**TEXT BLOCK:**
Customers too end up choosing solutions that are totally not good for them. I've seen customers move away from Oracle to MSSQL without doing a CBA. Yes, a Cost Benefit Analysis.
2. Swarm dumbness, group polarization and Cass Sunstein's case
Cass is on Obama's board and has written a great book on "Going to Extremes". A great read. We should push each other to the good extremes and not the bad extremes. And I truly believe that this time around we must not abuse the crowds (un)wisdom to do yet another sale where the customer couldn't see/realize the benefit.
Wrondheadedness is more worrisome than choosing the right party. Choosing Oracle RAC is probably the best thing that can happen to the dataset and in another occasion doing a test on VMware is a perfectly viable option. I also know many customers who have been running Oracle SE on VMware and really not measuring anything and let any discussion go in any direction.
3. Enlightened experts and aggressive sales: We need both in a "truly" working economy
Oracle has a great sales staff and it works excellently. They have great developers who can dish out a great technology and know the internals really well. VMware has good engineers as well who work hard to make their hypervisor work and help apps scale.
Customers must really really really learn (I just have to emphasize it so often, have been doing it for decades) to have their own functiona;/tech requirements and benchmark scenarios ready. They simply don't have one and eventually lose out to a migration to MSSQL or other DB vendor while the case was totally different. Having an expert at the customer end always helps, they do their homework and choose the party without biases.
THAT is CBA. Not abusing the pernicious power of the group(s) that has its own sets of proclivities and doing some tests with what you got. I know one technologist at Oracle (there are many great ones out there) who does that relentless to evangelize Oracle's great technology and funny enough Oracle does have a CBO that tells the DBA to optimize his/her's database. And then after having done the optimization, you can choose or not choose to scale your app on a hypervisor OR go to RAC or do both (there ARE some technical timer glitches there so I hear] and see which of the two/three/more is better, that is doing the CBA on the tech front [after having done the CBA also on the people-side -- very crucial]
Technology has never been the problem.
Disclaimer: I have been an ex-Oracle RAC/DBA admin from version 7.3 thru 10g.
Posted by: Tarry Singh | May 04, 2009 at 06:06 AM
I think they will ultimately support VMware, but they will change their pricing model for VM's such that you don't save any money over the RAC implementation.
By the way, I looked around for you at the Orlando VMware event -- couldn't find you. Are you coming to VMworld?
Posted by: Gary Watson | May 06, 2009 at 03:08 PM
Hi Gary -- thought I dropped you a note, wasn't going to the VMware event in Orlando. Next outing for me is EMC World week after next, also in Orlando.
Don't know about the VMworld event yet -- thanks!
-- Chuck
Posted by: Chuck Hollis | May 07, 2009 at 06:59 AM
Funny, buy I can't even get an EMC Sales person to call me back, seems they can't be bothered to sell their products. What is the point of the link on the EMC webpage to Contact Us? Why does the local office say they will have somone call you back and then not do it?
I work at one of the largest consumer goods producers in the world, but EMC cant be bothered.

**SUPPLIED DATA:**
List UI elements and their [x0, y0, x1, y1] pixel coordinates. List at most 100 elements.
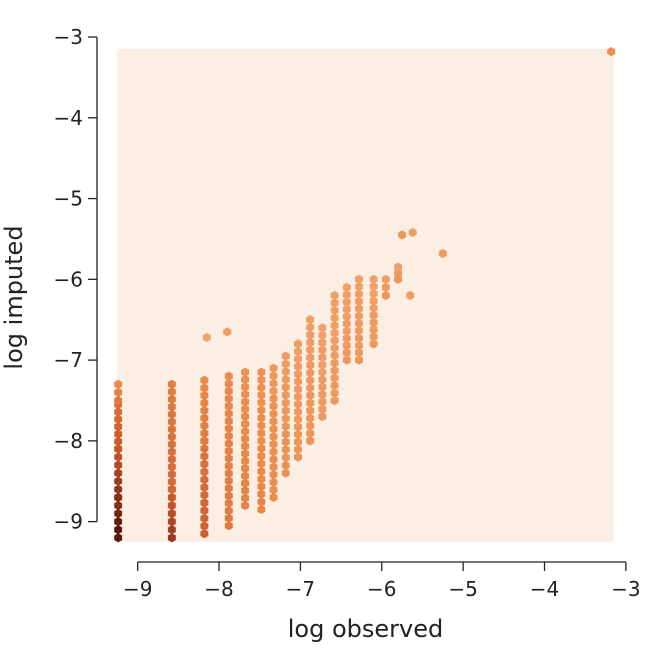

**TASKS AND EXERCISES:**
1. Answer these about the Oracle and VMware comment thread:
(a) Through which version does Tarry Singh's disclaimer say he was an Oracle RAC/DBA admin?
(b) In what city will EMC World take place, according to Chuck Hollis?
(c) What does Gary Watson expect Oracle to change for VMs?
2. Write the next few sentences of the Oracle and VMware comment thread, picking up after its last line.
The material above is separate from the Oracle and VMware comment thread.

**RESPONSES IN ORDER:**
1.
(a) 10g (starting from version 7.3)
(b) Orlando
(c) Its pricing model, so that running on VMs saves no money over the RAC implementation

2.
Maybe they let the sales staff go.........
So much for customer service...............
Posted by: Micky | May 07, 2009 at 11:36 AM
I'm not making any excuses for anyone -- but I can help!
I'll drop you an email!
Update -- Micky, you mistakenly left a bogus email address, so it's going to be hard to get back to you.
-- Chuck
Posted by: Chuck Hollis | May 07, 2009 at 02:33 PM
Jeff Browing gets into it even more here:
http://oraclestorageguy.typepad.com/oraclestorageguy/2009/05/response-to-comments-from-alessandro-perilli-blog.html
Great reading!!
Posted by: Chuck Hollis | May 07, 2009 at 04:49 PM
Hi, this is Chuck
I seem to have raised the ire of many people that thought I might be suggesting somehow Oracle SE + VMware is a direct replacement for Oracle RAC.
As we all know, that's not the case -- Oracle RAC has a whole slew of features above and beyond this.
However, not everyone may need all those features. Lower-end Oracle versions running under VMware may offer unique attractiveness for customers looking to consolidate multiple database instances, provide high performance, load balancing, high availability, etc. --
-- Chuck
Posted by: Chuck Hollis | May 09, 2009 at 09:28 AM
Chuck,
How does today's news of Oracle buying Virtual Iron change your #5 above? Does this acquisition shed new light on the Oracle-VMware support issue?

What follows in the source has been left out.